__Exercise__.
Copy out every line exactly as given.
>> Begin Records shown
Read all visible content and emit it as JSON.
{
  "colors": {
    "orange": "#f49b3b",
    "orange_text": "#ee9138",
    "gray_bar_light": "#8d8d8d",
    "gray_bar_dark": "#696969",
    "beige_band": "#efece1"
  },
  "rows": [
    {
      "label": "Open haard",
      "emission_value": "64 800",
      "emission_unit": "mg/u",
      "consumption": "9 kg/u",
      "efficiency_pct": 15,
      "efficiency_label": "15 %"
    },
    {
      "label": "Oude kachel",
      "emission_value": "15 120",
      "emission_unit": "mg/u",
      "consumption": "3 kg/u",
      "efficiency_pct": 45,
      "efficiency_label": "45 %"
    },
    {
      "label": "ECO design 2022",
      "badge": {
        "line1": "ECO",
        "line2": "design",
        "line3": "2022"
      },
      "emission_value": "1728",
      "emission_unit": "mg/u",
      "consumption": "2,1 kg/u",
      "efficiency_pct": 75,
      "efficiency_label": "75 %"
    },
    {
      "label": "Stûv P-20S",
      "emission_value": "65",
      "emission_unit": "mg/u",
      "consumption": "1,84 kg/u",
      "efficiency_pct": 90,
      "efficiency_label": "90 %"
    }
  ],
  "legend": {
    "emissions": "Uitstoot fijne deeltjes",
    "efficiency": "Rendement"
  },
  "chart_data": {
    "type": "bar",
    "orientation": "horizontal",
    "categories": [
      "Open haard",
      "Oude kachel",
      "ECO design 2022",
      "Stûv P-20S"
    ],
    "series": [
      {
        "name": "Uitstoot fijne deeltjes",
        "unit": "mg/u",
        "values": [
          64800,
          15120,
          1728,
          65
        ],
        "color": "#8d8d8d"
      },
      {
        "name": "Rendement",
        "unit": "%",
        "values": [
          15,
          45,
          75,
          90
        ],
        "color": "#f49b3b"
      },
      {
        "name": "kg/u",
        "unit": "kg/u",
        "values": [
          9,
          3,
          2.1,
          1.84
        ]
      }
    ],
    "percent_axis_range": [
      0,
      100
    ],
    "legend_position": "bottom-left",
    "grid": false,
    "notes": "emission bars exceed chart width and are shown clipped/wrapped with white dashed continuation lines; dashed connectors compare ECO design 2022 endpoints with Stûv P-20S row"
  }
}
>> End Records shown
__Exercise output__.
Read all visible content and emit it as JSON.
{
  "colors": {
    "orange": "#f49b3b",
    "orange_text": "#ee9138",
    "gray_bar_light": "#8d8d8d",
    "gray_bar_dark": "#696969",
    "beige_band": "#efece1"
  },
  "rows": [
    {
      "label": "Open haard",
      "emission_value": "64 800",
      "emission_unit": "mg/u",
      "consumption": "9 kg/u",
      "efficiency_pct": 15,
      "efficiency_label": "15 %"
    },
    {
      "label": "Oude kachel",
      "emission_value": "15 120",
      "emission_unit": "mg/u",
      "consumption": "3 kg/u",
      "efficiency_pct": 45,
      "efficiency_label": "45 %"
    },
    {
      "label": "ECO design 2022",
      "badge": {
        "line1": "ECO",
        "line2": "design",
        "line3": "2022"
      },
      "emission_value": "1728",
      "emission_unit": "mg/u",
      "consumption": "2,1 kg/u",
      "efficiency_pct": 75,
      "efficiency_label": "75 %"
    },
    {
      "label": "Stûv P-20S",
      "emission_value": "65",
      "emission_unit": "mg/u",
      "consumption": "1,84 kg/u",
      "efficiency_pct": 90,
      "efficiency_label": "90 %"
    }
  ],
  "legend": {
    "emissions": "Uitstoot fijne deeltjes",
    "efficiency": "Rendement"
  },
  "chart_data": {
    "type": "bar",
    "orientation": "horizontal",
    "categories": [
      "Open haard",
      "Oude kachel",
      "ECO design 2022",
      "Stûv P-20S"
    ],
    "series": [
      {
        "name": "Uitstoot fijne deeltjes",
        "unit": "mg/u",
        "values": [
          64800,
          15120,
          1728,
          65
        ],
        "color": "#8d8d8d"
      },
      {
        "name": "Rendement",
        "unit": "%",
        "values": [
          15,
          45,
          75,
          90
        ],
        "color": "#f49b3b"
      },
      {
        "name": "kg/u",
        "unit": "kg/u",
        "values": [
          9,
          3,
          2.1,
          1.84
        ]
      }
    ],
    "percent_axis_range": [
      0,
      100
    ],
    "legend_position": "bottom-left",
    "grid": false,
    "notes": "emission bars exceed chart width and are shown clipped/wrapped with white dashed continuation lines; dashed connectors compare ECO design 2022 endpoints with Stûv P-20S row"
  }
}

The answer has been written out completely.